INFORMATION SUPPLIED:
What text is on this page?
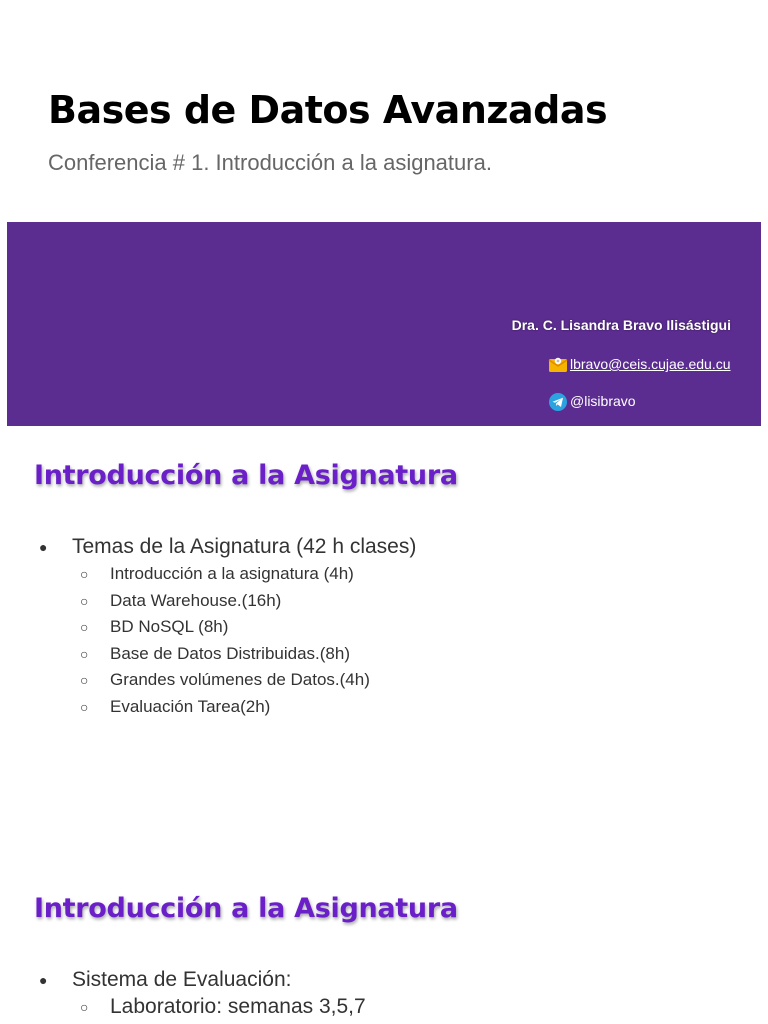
Bases de Datos Avanzadas
Conferencia # 1. Introducción a la asignatura.
Dra. C. Lisandra Bravo Ilisástigui
lbravo@ceis.cujae.edu.cu
@lisibravo
Introducción a la Asignatura
● Temas de la Asignatura (42 h clases)
○ Introducción a la asignatura (4h)
○ Data Warehouse.(16h)
○ BD NoSQL (8h)
○ Base de Datos Distribuidas.(8h)
○ Grandes volúmenes de Datos.(4h)
○ Evaluación Tarea(2h)
Introducción a la Asignatura
● Sistema de Evaluación:
○ Laboratorio: semanas 3,5,7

SHORT EXERCISE:
Set the entries down again exactly. Do not include the images.

FINISHED EXERCISE:
What text is on this page?
Bases de Datos Avanzadas
Conferencia # 1. Introducción a la asignatura.
Dra. C. Lisandra Bravo Ilisástigui
lbravo@ceis.cujae.edu.cu
@lisibravo
Introducción a la Asignatura
● Temas de la Asignatura (42 h clases)
○ Introducción a la asignatura (4h)
○ Data Warehouse.(16h)
○ BD NoSQL (8h)
○ Base de Datos Distribuidas.(8h)
○ Grandes volúmenes de Datos.(4h)
○ Evaluación Tarea(2h)
Introducción a la Asignatura
● Sistema de Evaluación:
○ Laboratorio: semanas 3,5,7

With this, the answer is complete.